(Chart and figure data)
******************************
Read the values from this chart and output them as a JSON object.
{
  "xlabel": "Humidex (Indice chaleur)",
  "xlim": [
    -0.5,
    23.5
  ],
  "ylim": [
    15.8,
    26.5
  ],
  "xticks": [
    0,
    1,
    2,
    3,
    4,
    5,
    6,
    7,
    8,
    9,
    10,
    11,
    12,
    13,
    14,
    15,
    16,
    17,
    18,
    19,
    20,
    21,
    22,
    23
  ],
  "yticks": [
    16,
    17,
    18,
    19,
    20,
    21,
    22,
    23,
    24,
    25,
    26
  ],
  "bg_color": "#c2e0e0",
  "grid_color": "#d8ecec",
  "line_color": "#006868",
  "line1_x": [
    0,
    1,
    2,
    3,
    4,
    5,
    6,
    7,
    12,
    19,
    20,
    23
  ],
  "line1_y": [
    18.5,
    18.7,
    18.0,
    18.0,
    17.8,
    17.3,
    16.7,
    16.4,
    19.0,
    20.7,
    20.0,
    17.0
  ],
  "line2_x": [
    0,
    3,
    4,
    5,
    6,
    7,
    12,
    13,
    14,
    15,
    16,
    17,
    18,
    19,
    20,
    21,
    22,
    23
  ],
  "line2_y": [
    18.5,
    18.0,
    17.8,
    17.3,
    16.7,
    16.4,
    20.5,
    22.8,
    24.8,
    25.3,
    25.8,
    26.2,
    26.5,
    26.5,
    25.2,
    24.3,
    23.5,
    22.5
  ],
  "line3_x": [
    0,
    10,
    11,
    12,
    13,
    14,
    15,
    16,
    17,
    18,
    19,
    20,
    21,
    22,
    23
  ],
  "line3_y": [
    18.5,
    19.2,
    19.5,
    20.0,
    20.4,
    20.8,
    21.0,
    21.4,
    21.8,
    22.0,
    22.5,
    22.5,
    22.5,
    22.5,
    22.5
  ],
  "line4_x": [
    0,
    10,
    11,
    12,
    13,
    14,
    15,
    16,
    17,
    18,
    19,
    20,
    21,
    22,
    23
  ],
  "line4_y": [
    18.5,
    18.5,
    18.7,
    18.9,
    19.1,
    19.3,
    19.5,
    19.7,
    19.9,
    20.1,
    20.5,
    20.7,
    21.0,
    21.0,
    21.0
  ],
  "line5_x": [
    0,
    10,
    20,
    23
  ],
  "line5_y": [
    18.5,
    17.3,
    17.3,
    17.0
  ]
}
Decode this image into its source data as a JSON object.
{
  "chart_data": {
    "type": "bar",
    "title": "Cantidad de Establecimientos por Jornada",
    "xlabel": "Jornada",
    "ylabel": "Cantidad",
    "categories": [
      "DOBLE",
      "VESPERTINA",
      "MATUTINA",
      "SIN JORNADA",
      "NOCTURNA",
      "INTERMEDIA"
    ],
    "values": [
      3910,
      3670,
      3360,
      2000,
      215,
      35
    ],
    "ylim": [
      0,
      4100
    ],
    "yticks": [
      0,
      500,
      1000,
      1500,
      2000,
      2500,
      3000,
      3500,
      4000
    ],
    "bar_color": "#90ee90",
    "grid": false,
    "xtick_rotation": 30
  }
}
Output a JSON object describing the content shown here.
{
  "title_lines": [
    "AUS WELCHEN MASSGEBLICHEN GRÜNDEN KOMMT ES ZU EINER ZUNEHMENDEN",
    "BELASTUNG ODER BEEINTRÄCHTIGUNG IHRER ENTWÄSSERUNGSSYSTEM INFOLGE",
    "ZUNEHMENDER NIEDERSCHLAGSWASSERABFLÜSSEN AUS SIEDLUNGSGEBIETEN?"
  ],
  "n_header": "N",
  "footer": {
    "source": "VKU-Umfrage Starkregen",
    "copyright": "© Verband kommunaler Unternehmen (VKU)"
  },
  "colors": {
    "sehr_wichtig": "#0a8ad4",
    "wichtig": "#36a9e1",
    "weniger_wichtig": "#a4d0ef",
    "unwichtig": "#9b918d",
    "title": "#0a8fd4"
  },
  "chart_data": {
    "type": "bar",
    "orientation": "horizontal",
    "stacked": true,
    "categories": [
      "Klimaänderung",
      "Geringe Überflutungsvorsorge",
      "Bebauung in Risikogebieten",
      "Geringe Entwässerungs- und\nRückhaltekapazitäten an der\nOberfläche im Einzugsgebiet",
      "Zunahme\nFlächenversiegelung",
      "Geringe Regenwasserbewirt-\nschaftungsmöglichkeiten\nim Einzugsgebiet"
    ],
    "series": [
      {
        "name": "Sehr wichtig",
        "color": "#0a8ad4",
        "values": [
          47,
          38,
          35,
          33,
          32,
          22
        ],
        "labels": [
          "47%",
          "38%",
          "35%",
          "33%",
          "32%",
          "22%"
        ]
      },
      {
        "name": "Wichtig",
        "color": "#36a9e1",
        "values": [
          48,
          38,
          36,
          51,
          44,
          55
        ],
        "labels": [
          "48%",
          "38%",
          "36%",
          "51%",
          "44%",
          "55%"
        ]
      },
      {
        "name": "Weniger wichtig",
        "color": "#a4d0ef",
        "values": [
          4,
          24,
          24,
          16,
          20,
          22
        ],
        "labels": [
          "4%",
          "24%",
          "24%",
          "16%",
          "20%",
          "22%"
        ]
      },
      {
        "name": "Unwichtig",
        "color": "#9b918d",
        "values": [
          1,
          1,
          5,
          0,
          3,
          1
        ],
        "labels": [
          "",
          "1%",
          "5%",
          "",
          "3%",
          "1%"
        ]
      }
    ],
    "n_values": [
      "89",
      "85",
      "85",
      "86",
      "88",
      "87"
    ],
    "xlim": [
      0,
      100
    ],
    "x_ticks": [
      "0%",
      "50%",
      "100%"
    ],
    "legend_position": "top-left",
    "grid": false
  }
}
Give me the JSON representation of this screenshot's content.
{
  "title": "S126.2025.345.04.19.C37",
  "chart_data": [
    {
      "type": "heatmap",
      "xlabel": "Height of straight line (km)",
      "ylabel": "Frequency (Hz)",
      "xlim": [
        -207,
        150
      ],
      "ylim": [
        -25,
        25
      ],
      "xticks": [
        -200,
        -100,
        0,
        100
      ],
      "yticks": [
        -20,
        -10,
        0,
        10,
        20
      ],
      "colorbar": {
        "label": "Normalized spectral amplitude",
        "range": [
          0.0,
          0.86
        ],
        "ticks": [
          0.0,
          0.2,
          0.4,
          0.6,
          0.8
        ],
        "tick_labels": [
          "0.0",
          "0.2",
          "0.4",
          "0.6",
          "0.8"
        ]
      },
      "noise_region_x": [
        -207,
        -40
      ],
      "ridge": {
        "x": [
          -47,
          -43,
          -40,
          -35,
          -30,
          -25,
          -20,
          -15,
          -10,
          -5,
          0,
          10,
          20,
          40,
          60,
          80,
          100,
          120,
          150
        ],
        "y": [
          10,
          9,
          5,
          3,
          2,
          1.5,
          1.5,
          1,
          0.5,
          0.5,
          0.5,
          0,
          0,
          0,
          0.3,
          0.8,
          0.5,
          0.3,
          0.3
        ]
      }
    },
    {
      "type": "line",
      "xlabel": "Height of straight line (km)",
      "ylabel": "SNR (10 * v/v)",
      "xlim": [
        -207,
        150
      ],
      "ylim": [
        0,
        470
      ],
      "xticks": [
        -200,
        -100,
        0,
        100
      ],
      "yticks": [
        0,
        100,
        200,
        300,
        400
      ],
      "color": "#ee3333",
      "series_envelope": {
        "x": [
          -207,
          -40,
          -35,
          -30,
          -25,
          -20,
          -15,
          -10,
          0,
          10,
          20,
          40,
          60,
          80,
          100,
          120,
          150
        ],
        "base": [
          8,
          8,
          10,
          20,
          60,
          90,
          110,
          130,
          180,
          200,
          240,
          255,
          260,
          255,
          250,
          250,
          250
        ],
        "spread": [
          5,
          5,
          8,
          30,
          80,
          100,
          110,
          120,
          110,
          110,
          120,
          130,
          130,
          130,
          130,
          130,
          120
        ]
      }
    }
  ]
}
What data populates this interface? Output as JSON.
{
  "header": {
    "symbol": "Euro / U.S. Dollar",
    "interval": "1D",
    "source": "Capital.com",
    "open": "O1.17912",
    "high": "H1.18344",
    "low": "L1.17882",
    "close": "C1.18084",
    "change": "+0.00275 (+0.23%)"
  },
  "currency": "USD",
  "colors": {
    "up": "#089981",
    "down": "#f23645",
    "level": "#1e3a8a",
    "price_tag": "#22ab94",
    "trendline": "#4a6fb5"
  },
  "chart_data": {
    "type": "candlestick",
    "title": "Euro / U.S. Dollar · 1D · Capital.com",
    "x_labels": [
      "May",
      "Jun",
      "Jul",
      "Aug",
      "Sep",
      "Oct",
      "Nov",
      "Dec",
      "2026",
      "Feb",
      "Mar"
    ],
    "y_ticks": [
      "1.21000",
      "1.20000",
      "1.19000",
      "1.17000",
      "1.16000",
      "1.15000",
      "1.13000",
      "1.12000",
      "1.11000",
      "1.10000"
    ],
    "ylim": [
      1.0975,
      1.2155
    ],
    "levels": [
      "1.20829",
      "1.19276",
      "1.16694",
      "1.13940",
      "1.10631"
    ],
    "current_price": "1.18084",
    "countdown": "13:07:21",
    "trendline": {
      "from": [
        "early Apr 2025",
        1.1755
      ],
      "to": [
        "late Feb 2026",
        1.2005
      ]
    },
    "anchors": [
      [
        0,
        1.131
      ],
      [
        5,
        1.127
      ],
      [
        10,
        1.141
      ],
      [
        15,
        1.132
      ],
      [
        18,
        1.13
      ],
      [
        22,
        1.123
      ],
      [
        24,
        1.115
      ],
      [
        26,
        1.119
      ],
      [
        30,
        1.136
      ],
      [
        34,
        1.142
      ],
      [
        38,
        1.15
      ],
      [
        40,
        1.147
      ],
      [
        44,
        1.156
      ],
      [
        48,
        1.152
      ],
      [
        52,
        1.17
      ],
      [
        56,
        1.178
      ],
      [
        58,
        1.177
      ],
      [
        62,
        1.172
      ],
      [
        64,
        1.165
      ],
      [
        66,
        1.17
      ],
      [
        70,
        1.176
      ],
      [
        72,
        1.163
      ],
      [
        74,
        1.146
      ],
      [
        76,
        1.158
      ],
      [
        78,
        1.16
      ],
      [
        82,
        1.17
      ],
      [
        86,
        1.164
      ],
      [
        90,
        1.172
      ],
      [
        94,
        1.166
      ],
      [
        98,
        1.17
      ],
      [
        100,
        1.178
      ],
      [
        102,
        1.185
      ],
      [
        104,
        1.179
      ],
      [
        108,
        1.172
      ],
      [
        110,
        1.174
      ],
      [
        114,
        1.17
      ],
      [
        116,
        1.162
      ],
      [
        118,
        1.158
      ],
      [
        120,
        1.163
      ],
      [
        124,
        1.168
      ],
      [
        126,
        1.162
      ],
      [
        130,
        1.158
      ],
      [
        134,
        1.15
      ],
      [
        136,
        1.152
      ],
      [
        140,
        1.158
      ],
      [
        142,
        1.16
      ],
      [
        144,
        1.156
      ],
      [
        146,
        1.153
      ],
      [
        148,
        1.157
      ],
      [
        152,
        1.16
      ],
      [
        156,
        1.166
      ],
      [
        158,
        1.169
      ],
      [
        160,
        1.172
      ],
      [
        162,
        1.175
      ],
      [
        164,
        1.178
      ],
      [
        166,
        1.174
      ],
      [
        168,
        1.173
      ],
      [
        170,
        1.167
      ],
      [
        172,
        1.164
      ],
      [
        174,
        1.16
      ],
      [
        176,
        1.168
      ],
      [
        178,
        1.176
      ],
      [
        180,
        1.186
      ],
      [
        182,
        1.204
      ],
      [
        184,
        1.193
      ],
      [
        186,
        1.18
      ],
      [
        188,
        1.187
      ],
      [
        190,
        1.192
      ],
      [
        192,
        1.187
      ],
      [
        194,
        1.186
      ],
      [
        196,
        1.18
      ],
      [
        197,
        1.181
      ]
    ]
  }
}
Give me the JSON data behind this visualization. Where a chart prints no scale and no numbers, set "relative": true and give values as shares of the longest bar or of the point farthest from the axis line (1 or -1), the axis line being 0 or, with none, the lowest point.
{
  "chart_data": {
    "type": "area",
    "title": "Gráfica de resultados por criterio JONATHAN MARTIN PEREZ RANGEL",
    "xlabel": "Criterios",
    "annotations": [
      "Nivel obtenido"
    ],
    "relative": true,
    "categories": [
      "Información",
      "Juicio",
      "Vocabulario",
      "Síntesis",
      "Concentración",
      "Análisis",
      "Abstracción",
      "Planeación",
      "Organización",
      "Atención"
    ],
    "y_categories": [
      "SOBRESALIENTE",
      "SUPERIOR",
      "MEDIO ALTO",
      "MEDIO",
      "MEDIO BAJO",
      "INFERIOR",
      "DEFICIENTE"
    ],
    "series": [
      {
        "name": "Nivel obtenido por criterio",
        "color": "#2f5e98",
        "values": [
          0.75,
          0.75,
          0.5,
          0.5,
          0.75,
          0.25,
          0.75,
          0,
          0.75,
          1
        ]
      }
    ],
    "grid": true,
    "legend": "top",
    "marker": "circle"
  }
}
******************************
> PROBLEM DETAILS: Among the lines of the material, find those that hold the word "object" and copy them.

> OUTPUT FOR THIS TASK:
Read the values from this chart and output them as a JSON object.
Decode this image into its source data as a JSON object.
Output a JSON object describing the content shown here.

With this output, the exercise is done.